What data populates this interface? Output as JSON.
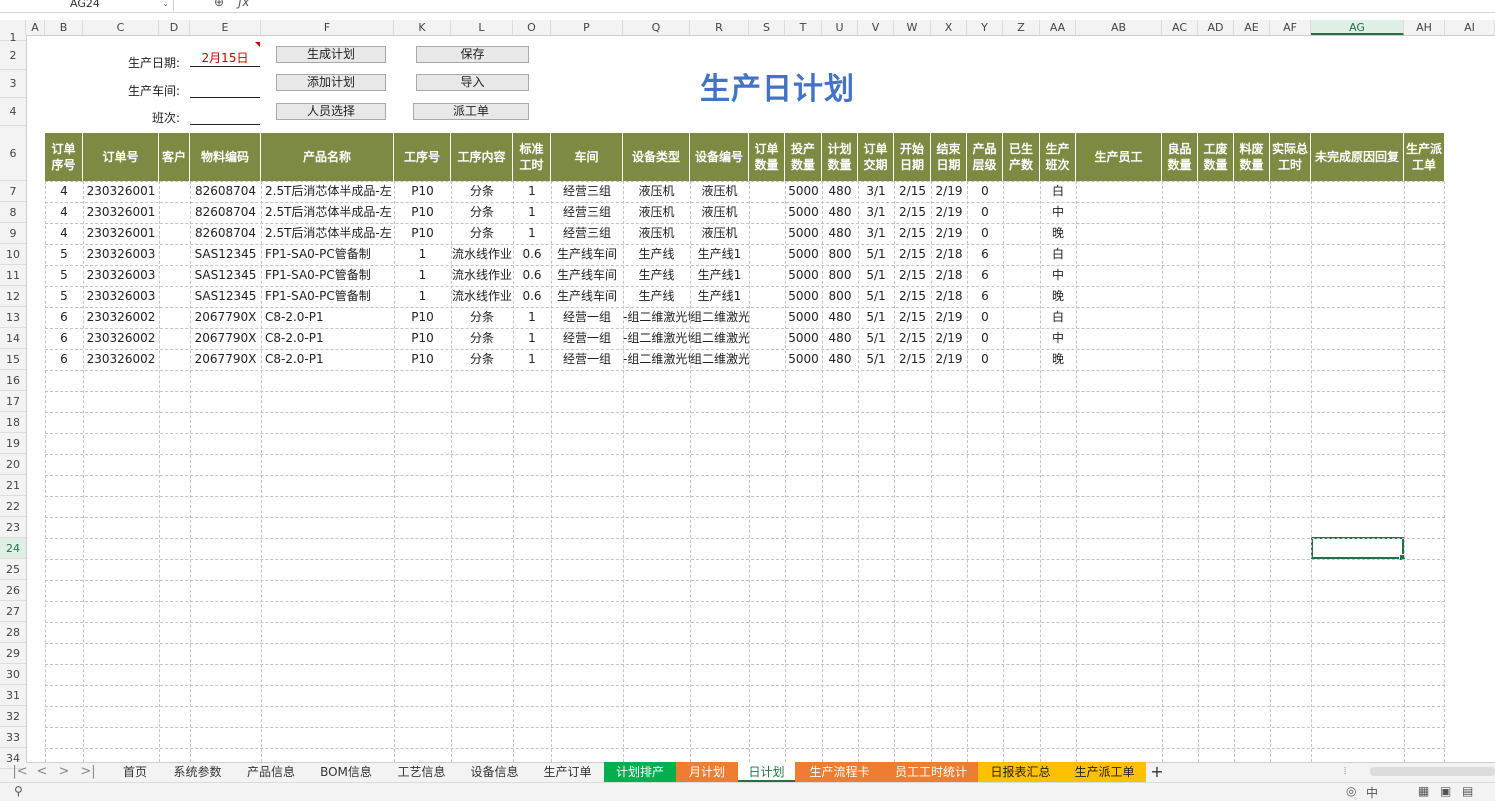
{
  "formula_bar": {
    "name_box": "AG24",
    "zoom_icon": "magnifier-icon",
    "fx_label": "ƒx"
  },
  "column_headers": [
    "A",
    "B",
    "C",
    "D",
    "E",
    "F",
    "K",
    "L",
    "O",
    "P",
    "Q",
    "R",
    "S",
    "T",
    "U",
    "V",
    "W",
    "X",
    "Y",
    "Z",
    "AA",
    "AB",
    "AC",
    "AD",
    "AE",
    "AF",
    "AG",
    "AH",
    "AI"
  ],
  "row_headers": [
    "1",
    "2",
    "3",
    "4",
    "6",
    "7",
    "8",
    "9",
    "10",
    "11",
    "12",
    "13",
    "14",
    "15",
    "16",
    "17",
    "18",
    "19",
    "20",
    "21",
    "22",
    "23",
    "24",
    "25",
    "26",
    "27",
    "28",
    "29",
    "30",
    "31",
    "32",
    "33",
    "34"
  ],
  "selected_row": "24",
  "selected_col": "AG",
  "form": {
    "date_label": "生产日期:",
    "date_value": "2月15日",
    "workshop_label": "生产车间:",
    "workshop_value": "",
    "shift_label": "班次:",
    "shift_value": ""
  },
  "buttons": {
    "generate": "生成计划",
    "add": "添加计划",
    "staff": "人员选择",
    "save": "保存",
    "import": "导入",
    "dispatch": "派工单"
  },
  "title": "生产日计划",
  "table": {
    "headers": [
      "订单\n序号",
      "订单号",
      "客户",
      "物料编码",
      "产品名称",
      "工序号",
      "工序内容",
      "标准\n工时",
      "车间",
      "设备类型",
      "设备编号",
      "订单\n数量",
      "投产\n数量",
      "计划\n数量",
      "订单\n交期",
      "开始\n日期",
      "结束\n日期",
      "产品\n层级",
      "已生\n产数",
      "生产\n班次",
      "生产员工",
      "良品\n数量",
      "工废\n数量",
      "料废\n数量",
      "实际总\n工时",
      "未完成原因回复",
      "生产派\n工单"
    ],
    "rows": [
      [
        "4",
        "230326001",
        "",
        "82608704",
        "2.5T后消芯体半成品-左",
        "P10",
        "分条",
        "1",
        "经营三组",
        "液压机",
        "液压机",
        "",
        "5000",
        "480",
        "3/1",
        "2/15",
        "2/19",
        "0",
        "",
        "白",
        "",
        "",
        "",
        "",
        "",
        "",
        ""
      ],
      [
        "4",
        "230326001",
        "",
        "82608704",
        "2.5T后消芯体半成品-左",
        "P10",
        "分条",
        "1",
        "经营三组",
        "液压机",
        "液压机",
        "",
        "5000",
        "480",
        "3/1",
        "2/15",
        "2/19",
        "0",
        "",
        "中",
        "",
        "",
        "",
        "",
        "",
        "",
        ""
      ],
      [
        "4",
        "230326001",
        "",
        "82608704",
        "2.5T后消芯体半成品-左",
        "P10",
        "分条",
        "1",
        "经营三组",
        "液压机",
        "液压机",
        "",
        "5000",
        "480",
        "3/1",
        "2/15",
        "2/19",
        "0",
        "",
        "晚",
        "",
        "",
        "",
        "",
        "",
        "",
        ""
      ],
      [
        "5",
        "230326003",
        "",
        "SAS12345",
        "FP1-SA0-PC管备制",
        "1",
        "流水线作业",
        "0.6",
        "生产线车间",
        "生产线",
        "生产线1",
        "",
        "5000",
        "800",
        "5/1",
        "2/15",
        "2/18",
        "6",
        "",
        "白",
        "",
        "",
        "",
        "",
        "",
        "",
        ""
      ],
      [
        "5",
        "230326003",
        "",
        "SAS12345",
        "FP1-SA0-PC管备制",
        "1",
        "流水线作业",
        "0.6",
        "生产线车间",
        "生产线",
        "生产线1",
        "",
        "5000",
        "800",
        "5/1",
        "2/15",
        "2/18",
        "6",
        "",
        "中",
        "",
        "",
        "",
        "",
        "",
        "",
        ""
      ],
      [
        "5",
        "230326003",
        "",
        "SAS12345",
        "FP1-SA0-PC管备制",
        "1",
        "流水线作业",
        "0.6",
        "生产线车间",
        "生产线",
        "生产线1",
        "",
        "5000",
        "800",
        "5/1",
        "2/15",
        "2/18",
        "6",
        "",
        "晚",
        "",
        "",
        "",
        "",
        "",
        "",
        ""
      ],
      [
        "6",
        "230326002",
        "",
        "2067790X",
        "C8-2.0-P1",
        "P10",
        "分条",
        "1",
        "经营一组",
        "-组二维激光切",
        "组二维激光切",
        "",
        "5000",
        "480",
        "5/1",
        "2/15",
        "2/19",
        "0",
        "",
        "白",
        "",
        "",
        "",
        "",
        "",
        "",
        ""
      ],
      [
        "6",
        "230326002",
        "",
        "2067790X",
        "C8-2.0-P1",
        "P10",
        "分条",
        "1",
        "经营一组",
        "-组二维激光切",
        "组二维激光切",
        "",
        "5000",
        "480",
        "5/1",
        "2/15",
        "2/19",
        "0",
        "",
        "中",
        "",
        "",
        "",
        "",
        "",
        "",
        ""
      ],
      [
        "6",
        "230326002",
        "",
        "2067790X",
        "C8-2.0-P1",
        "P10",
        "分条",
        "1",
        "经营一组",
        "-组二维激光切",
        "组二维激光切",
        "",
        "5000",
        "480",
        "5/1",
        "2/15",
        "2/19",
        "0",
        "",
        "晚",
        "",
        "",
        "",
        "",
        "",
        "",
        ""
      ]
    ]
  },
  "sheet_tabs": [
    {
      "label": "首页",
      "color": ""
    },
    {
      "label": "系统参数",
      "color": ""
    },
    {
      "label": "产品信息",
      "color": ""
    },
    {
      "label": "BOM信息",
      "color": ""
    },
    {
      "label": "工艺信息",
      "color": ""
    },
    {
      "label": "设备信息",
      "color": ""
    },
    {
      "label": "生产订单",
      "color": ""
    },
    {
      "label": "计划排产",
      "color": "#00b050"
    },
    {
      "label": "月计划",
      "color": "#ed7d31"
    },
    {
      "label": "日计划",
      "color": "",
      "active": true
    },
    {
      "label": "生产流程卡",
      "color": "#ed7d31"
    },
    {
      "label": "员工工时统计",
      "color": "#ed7d31"
    },
    {
      "label": "日报表汇总",
      "color": "#ffc000"
    },
    {
      "label": "生产派工单",
      "color": "#ffc000"
    }
  ],
  "tab_nav": [
    "|<",
    "<",
    ">",
    ">|"
  ],
  "add_tab": "+",
  "status": {
    "left_icon": "macro-record-icon",
    "ime": "中",
    "right_icons": [
      "eye-icon",
      "normal-view-icon",
      "page-layout-icon",
      "page-break-icon"
    ]
  },
  "colors": {
    "header_bg": "#7d8a43",
    "title": "#4472c4",
    "date_red": "#c00000",
    "accent": "#217346"
  }
}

• _WHAT IS NEEDED_
Copy out every line of the material above exactly, skipping the pictures.

• _FULL RESPONSE_
What data populates this interface? Output as JSON.
{
  "formula_bar": {
    "name_box": "AG24",
    "zoom_icon": "magnifier-icon",
    "fx_label": "ƒx"
  },
  "column_headers": [
    "A",
    "B",
    "C",
    "D",
    "E",
    "F",
    "K",
    "L",
    "O",
    "P",
    "Q",
    "R",
    "S",
    "T",
    "U",
    "V",
    "W",
    "X",
    "Y",
    "Z",
    "AA",
    "AB",
    "AC",
    "AD",
    "AE",
    "AF",
    "AG",
    "AH",
    "AI"
  ],
  "row_headers": [
    "1",
    "2",
    "3",
    "4",
    "6",
    "7",
    "8",
    "9",
    "10",
    "11",
    "12",
    "13",
    "14",
    "15",
    "16",
    "17",
    "18",
    "19",
    "20",
    "21",
    "22",
    "23",
    "24",
    "25",
    "26",
    "27",
    "28",
    "29",
    "30",
    "31",
    "32",
    "33",
    "34"
  ],
  "selected_row": "24",
  "selected_col": "AG",
  "form": {
    "date_label": "生产日期:",
    "date_value": "2月15日",
    "workshop_label": "生产车间:",
    "workshop_value": "",
    "shift_label": "班次:",
    "shift_value": ""
  },
  "buttons": {
    "generate": "生成计划",
    "add": "添加计划",
    "staff": "人员选择",
    "save": "保存",
    "import": "导入",
    "dispatch": "派工单"
  },
  "title": "生产日计划",
  "table": {
    "headers": [
      "订单\n序号",
      "订单号",
      "客户",
      "物料编码",
      "产品名称",
      "工序号",
      "工序内容",
      "标准\n工时",
      "车间",
      "设备类型",
      "设备编号",
      "订单\n数量",
      "投产\n数量",
      "计划\n数量",
      "订单\n交期",
      "开始\n日期",
      "结束\n日期",
      "产品\n层级",
      "已生\n产数",
      "生产\n班次",
      "生产员工",
      "良品\n数量",
      "工废\n数量",
      "料废\n数量",
      "实际总\n工时",
      "未完成原因回复",
      "生产派\n工单"
    ],
    "rows": [
      [
        "4",
        "230326001",
        "",
        "82608704",
        "2.5T后消芯体半成品-左",
        "P10",
        "分条",
        "1",
        "经营三组",
        "液压机",
        "液压机",
        "",
        "5000",
        "480",
        "3/1",
        "2/15",
        "2/19",
        "0",
        "",
        "白",
        "",
        "",
        "",
        "",
        "",
        "",
        ""
      ],
      [
        "4",
        "230326001",
        "",
        "82608704",
        "2.5T后消芯体半成品-左",
        "P10",
        "分条",
        "1",
        "经营三组",
        "液压机",
        "液压机",
        "",
        "5000",
        "480",
        "3/1",
        "2/15",
        "2/19",
        "0",
        "",
        "中",
        "",
        "",
        "",
        "",
        "",
        "",
        ""
      ],
      [
        "4",
        "230326001",
        "",
        "82608704",
        "2.5T后消芯体半成品-左",
        "P10",
        "分条",
        "1",
        "经营三组",
        "液压机",
        "液压机",
        "",
        "5000",
        "480",
        "3/1",
        "2/15",
        "2/19",
        "0",
        "",
        "晚",
        "",
        "",
        "",
        "",
        "",
        "",
        ""
      ],
      [
        "5",
        "230326003",
        "",
        "SAS12345",
        "FP1-SA0-PC管备制",
        "1",
        "流水线作业",
        "0.6",
        "生产线车间",
        "生产线",
        "生产线1",
        "",
        "5000",
        "800",
        "5/1",
        "2/15",
        "2/18",
        "6",
        "",
        "白",
        "",
        "",
        "",
        "",
        "",
        "",
        ""
      ],
      [
        "5",
        "230326003",
        "",
        "SAS12345",
        "FP1-SA0-PC管备制",
        "1",
        "流水线作业",
        "0.6",
        "生产线车间",
        "生产线",
        "生产线1",
        "",
        "5000",
        "800",
        "5/1",
        "2/15",
        "2/18",
        "6",
        "",
        "中",
        "",
        "",
        "",
        "",
        "",
        "",
        ""
      ],
      [
        "5",
        "230326003",
        "",
        "SAS12345",
        "FP1-SA0-PC管备制",
        "1",
        "流水线作业",
        "0.6",
        "生产线车间",
        "生产线",
        "生产线1",
        "",
        "5000",
        "800",
        "5/1",
        "2/15",
        "2/18",
        "6",
        "",
        "晚",
        "",
        "",
        "",
        "",
        "",
        "",
        ""
      ],
      [
        "6",
        "230326002",
        "",
        "2067790X",
        "C8-2.0-P1",
        "P10",
        "分条",
        "1",
        "经营一组",
        "-组二维激光切",
        "组二维激光切",
        "",
        "5000",
        "480",
        "5/1",
        "2/15",
        "2/19",
        "0",
        "",
        "白",
        "",
        "",
        "",
        "",
        "",
        "",
        ""
      ],
      [
        "6",
        "230326002",
        "",
        "2067790X",
        "C8-2.0-P1",
        "P10",
        "分条",
        "1",
        "经营一组",
        "-组二维激光切",
        "组二维激光切",
        "",
        "5000",
        "480",
        "5/1",
        "2/15",
        "2/19",
        "0",
        "",
        "中",
        "",
        "",
        "",
        "",
        "",
        "",
        ""
      ],
      [
        "6",
        "230326002",
        "",
        "2067790X",
        "C8-2.0-P1",
        "P10",
        "分条",
        "1",
        "经营一组",
        "-组二维激光切",
        "组二维激光切",
        "",
        "5000",
        "480",
        "5/1",
        "2/15",
        "2/19",
        "0",
        "",
        "晚",
        "",
        "",
        "",
        "",
        "",
        "",
        ""
      ]
    ]
  },
  "sheet_tabs": [
    {
      "label": "首页",
      "color": ""
    },
    {
      "label": "系统参数",
      "color": ""
    },
    {
      "label": "产品信息",
      "color": ""
    },
    {
      "label": "BOM信息",
      "color": ""
    },
    {
      "label": "工艺信息",
      "color": ""
    },
    {
      "label": "设备信息",
      "color": ""
    },
    {
      "label": "生产订单",
      "color": ""
    },
    {
      "label": "计划排产",
      "color": "#00b050"
    },
    {
      "label": "月计划",
      "color": "#ed7d31"
    },
    {
      "label": "日计划",
      "color": "",
      "active": true
    },
    {
      "label": "生产流程卡",
      "color": "#ed7d31"
    },
    {
      "label": "员工工时统计",
      "color": "#ed7d31"
    },
    {
      "label": "日报表汇总",
      "color": "#ffc000"
    },
    {
      "label": "生产派工单",
      "color": "#ffc000"
    }
  ],
  "tab_nav": [
    "|<",
    "<",
    ">",
    ">|"
  ],
  "add_tab": "+",
  "status": {
    "left_icon": "macro-record-icon",
    "ime": "中",
    "right_icons": [
      "eye-icon",
      "normal-view-icon",
      "page-layout-icon",
      "page-break-icon"
    ]
  },
  "colors": {
    "header_bg": "#7d8a43",
    "title": "#4472c4",
    "date_red": "#c00000",
    "accent": "#217346"
  }
}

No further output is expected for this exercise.